**PROVIDED DATA:**
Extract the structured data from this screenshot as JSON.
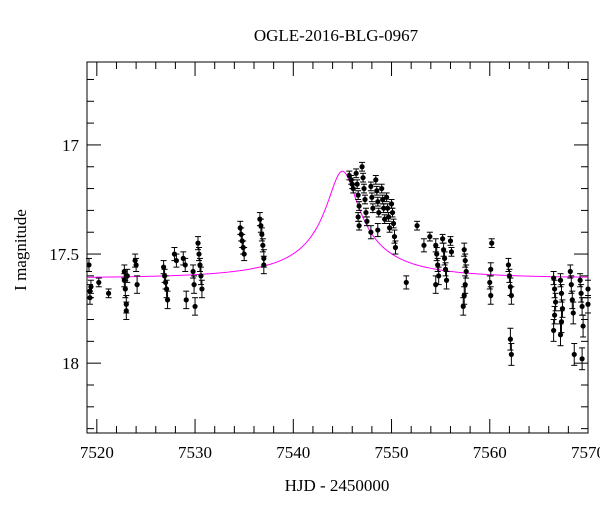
{
  "chart_data": {
    "type": "scatter",
    "title": "OGLE-2016-BLG-0967",
    "xlabel": "HJD - 2450000",
    "ylabel": "I magnitude",
    "xlim": [
      7519,
      7570
    ],
    "ylim": [
      18.32,
      16.62
    ],
    "y_inverted": true,
    "x_ticks": [
      7520,
      7530,
      7540,
      7550,
      7560,
      7570
    ],
    "x_tick_labels": [
      "7520",
      "7530",
      "7540",
      "7550",
      "7560",
      "7570"
    ],
    "y_ticks": [
      17,
      17.5,
      18
    ],
    "y_tick_labels": [
      "17",
      "17.5",
      "18"
    ],
    "grid": false,
    "colors": {
      "points": "#000000",
      "model": "#ff00ff"
    },
    "series": [
      {
        "type": "scatter",
        "points": [
          [
            7519.2,
            17.55,
            0.03
          ],
          [
            7519.3,
            17.67,
            0.03
          ],
          [
            7519.3,
            17.7,
            0.03
          ],
          [
            7519.4,
            17.65,
            0.03
          ],
          [
            7520.2,
            17.63,
            0.02
          ],
          [
            7521.2,
            17.68,
            0.02
          ],
          [
            7522.8,
            17.58,
            0.03
          ],
          [
            7522.8,
            17.62,
            0.03
          ],
          [
            7522.9,
            17.66,
            0.04
          ],
          [
            7523.0,
            17.73,
            0.04
          ],
          [
            7523.0,
            17.76,
            0.04
          ],
          [
            7523.1,
            17.6,
            0.03
          ],
          [
            7523.9,
            17.53,
            0.03
          ],
          [
            7524.0,
            17.55,
            0.03
          ],
          [
            7524.1,
            17.64,
            0.04
          ],
          [
            7526.8,
            17.56,
            0.03
          ],
          [
            7526.9,
            17.6,
            0.03
          ],
          [
            7527.0,
            17.63,
            0.03
          ],
          [
            7527.1,
            17.66,
            0.04
          ],
          [
            7527.2,
            17.71,
            0.04
          ],
          [
            7527.9,
            17.5,
            0.03
          ],
          [
            7528.1,
            17.53,
            0.03
          ],
          [
            7528.8,
            17.52,
            0.03
          ],
          [
            7529.0,
            17.55,
            0.03
          ],
          [
            7529.1,
            17.71,
            0.04
          ],
          [
            7529.8,
            17.58,
            0.03
          ],
          [
            7529.9,
            17.64,
            0.04
          ],
          [
            7530.0,
            17.74,
            0.04
          ],
          [
            7530.3,
            17.45,
            0.03
          ],
          [
            7530.4,
            17.5,
            0.03
          ],
          [
            7530.5,
            17.55,
            0.03
          ],
          [
            7530.6,
            17.6,
            0.04
          ],
          [
            7530.7,
            17.66,
            0.04
          ],
          [
            7534.6,
            17.38,
            0.03
          ],
          [
            7534.7,
            17.41,
            0.03
          ],
          [
            7534.8,
            17.44,
            0.03
          ],
          [
            7534.9,
            17.47,
            0.03
          ],
          [
            7535.0,
            17.5,
            0.03
          ],
          [
            7536.6,
            17.34,
            0.03
          ],
          [
            7536.7,
            17.37,
            0.03
          ],
          [
            7536.8,
            17.41,
            0.03
          ],
          [
            7536.9,
            17.46,
            0.03
          ],
          [
            7537.0,
            17.52,
            0.04
          ],
          [
            7537.0,
            17.55,
            0.04
          ],
          [
            7545.7,
            17.14,
            0.02
          ],
          [
            7545.9,
            17.16,
            0.02
          ],
          [
            7546.0,
            17.18,
            0.02
          ],
          [
            7546.1,
            17.2,
            0.02
          ],
          [
            7546.4,
            17.13,
            0.02
          ],
          [
            7546.5,
            17.18,
            0.02
          ],
          [
            7546.6,
            17.23,
            0.02
          ],
          [
            7546.7,
            17.28,
            0.02
          ],
          [
            7546.6,
            17.33,
            0.02
          ],
          [
            7546.7,
            17.37,
            0.02
          ],
          [
            7547.0,
            17.1,
            0.02
          ],
          [
            7547.1,
            17.15,
            0.02
          ],
          [
            7547.2,
            17.2,
            0.02
          ],
          [
            7547.3,
            17.25,
            0.02
          ],
          [
            7547.4,
            17.31,
            0.02
          ],
          [
            7547.5,
            17.35,
            0.02
          ],
          [
            7547.9,
            17.19,
            0.02
          ],
          [
            7548.0,
            17.24,
            0.02
          ],
          [
            7548.1,
            17.29,
            0.02
          ],
          [
            7547.9,
            17.4,
            0.03
          ],
          [
            7548.4,
            17.16,
            0.02
          ],
          [
            7548.5,
            17.21,
            0.02
          ],
          [
            7548.6,
            17.26,
            0.02
          ],
          [
            7548.7,
            17.31,
            0.02
          ],
          [
            7548.6,
            17.39,
            0.03
          ],
          [
            7549.0,
            17.2,
            0.02
          ],
          [
            7549.1,
            17.25,
            0.02
          ],
          [
            7549.2,
            17.29,
            0.02
          ],
          [
            7549.3,
            17.34,
            0.02
          ],
          [
            7549.5,
            17.24,
            0.02
          ],
          [
            7549.6,
            17.29,
            0.02
          ],
          [
            7549.7,
            17.33,
            0.02
          ],
          [
            7549.8,
            17.38,
            0.02
          ],
          [
            7550.0,
            17.27,
            0.02
          ],
          [
            7550.1,
            17.31,
            0.02
          ],
          [
            7550.2,
            17.36,
            0.02
          ],
          [
            7550.3,
            17.42,
            0.03
          ],
          [
            7550.4,
            17.47,
            0.03
          ],
          [
            7551.5,
            17.63,
            0.03
          ],
          [
            7552.6,
            17.37,
            0.02
          ],
          [
            7553.3,
            17.46,
            0.03
          ],
          [
            7553.9,
            17.42,
            0.02
          ],
          [
            7554.5,
            17.46,
            0.03
          ],
          [
            7554.6,
            17.5,
            0.03
          ],
          [
            7554.7,
            17.55,
            0.03
          ],
          [
            7554.8,
            17.6,
            0.04
          ],
          [
            7554.5,
            17.64,
            0.04
          ],
          [
            7555.2,
            17.43,
            0.02
          ],
          [
            7555.3,
            17.48,
            0.03
          ],
          [
            7555.4,
            17.52,
            0.03
          ],
          [
            7555.5,
            17.57,
            0.03
          ],
          [
            7555.6,
            17.62,
            0.04
          ],
          [
            7556.0,
            17.44,
            0.02
          ],
          [
            7556.1,
            17.49,
            0.02
          ],
          [
            7557.4,
            17.48,
            0.03
          ],
          [
            7557.5,
            17.53,
            0.03
          ],
          [
            7557.6,
            17.58,
            0.03
          ],
          [
            7557.5,
            17.64,
            0.04
          ],
          [
            7557.4,
            17.69,
            0.04
          ],
          [
            7557.3,
            17.74,
            0.04
          ],
          [
            7560.2,
            17.45,
            0.02
          ],
          [
            7560.1,
            17.57,
            0.03
          ],
          [
            7560.0,
            17.63,
            0.03
          ],
          [
            7560.1,
            17.69,
            0.04
          ],
          [
            7561.9,
            17.55,
            0.03
          ],
          [
            7562.0,
            17.6,
            0.03
          ],
          [
            7562.1,
            17.65,
            0.04
          ],
          [
            7562.2,
            17.69,
            0.04
          ],
          [
            7562.1,
            17.89,
            0.05
          ],
          [
            7562.2,
            17.96,
            0.05
          ],
          [
            7566.5,
            17.61,
            0.03
          ],
          [
            7566.6,
            17.66,
            0.04
          ],
          [
            7566.7,
            17.72,
            0.04
          ],
          [
            7566.6,
            17.78,
            0.04
          ],
          [
            7566.5,
            17.85,
            0.05
          ],
          [
            7567.2,
            17.62,
            0.03
          ],
          [
            7567.3,
            17.68,
            0.04
          ],
          [
            7567.4,
            17.75,
            0.04
          ],
          [
            7567.3,
            17.81,
            0.05
          ],
          [
            7567.2,
            17.87,
            0.05
          ],
          [
            7568.2,
            17.58,
            0.03
          ],
          [
            7568.3,
            17.64,
            0.04
          ],
          [
            7568.4,
            17.71,
            0.04
          ],
          [
            7568.5,
            17.77,
            0.05
          ],
          [
            7568.6,
            17.96,
            0.05
          ],
          [
            7569.2,
            17.62,
            0.03
          ],
          [
            7569.3,
            17.68,
            0.04
          ],
          [
            7569.4,
            17.74,
            0.04
          ],
          [
            7569.5,
            17.83,
            0.05
          ],
          [
            7569.4,
            17.98,
            0.05
          ],
          [
            7570.0,
            17.66,
            0.04
          ],
          [
            7570.0,
            17.73,
            0.04
          ]
        ]
      },
      {
        "type": "line",
        "model": {
          "t0": 7545.0,
          "base_mag": 17.61,
          "peak_mag": 17.12,
          "u0": 0.14,
          "tE": 11.8
        }
      }
    ]
  }
}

**WHAT IS ASKED:** A line counts if it holds the word "type". How many lines of the entries count? Give the number only.

**REPLY TO THE TASK:** 3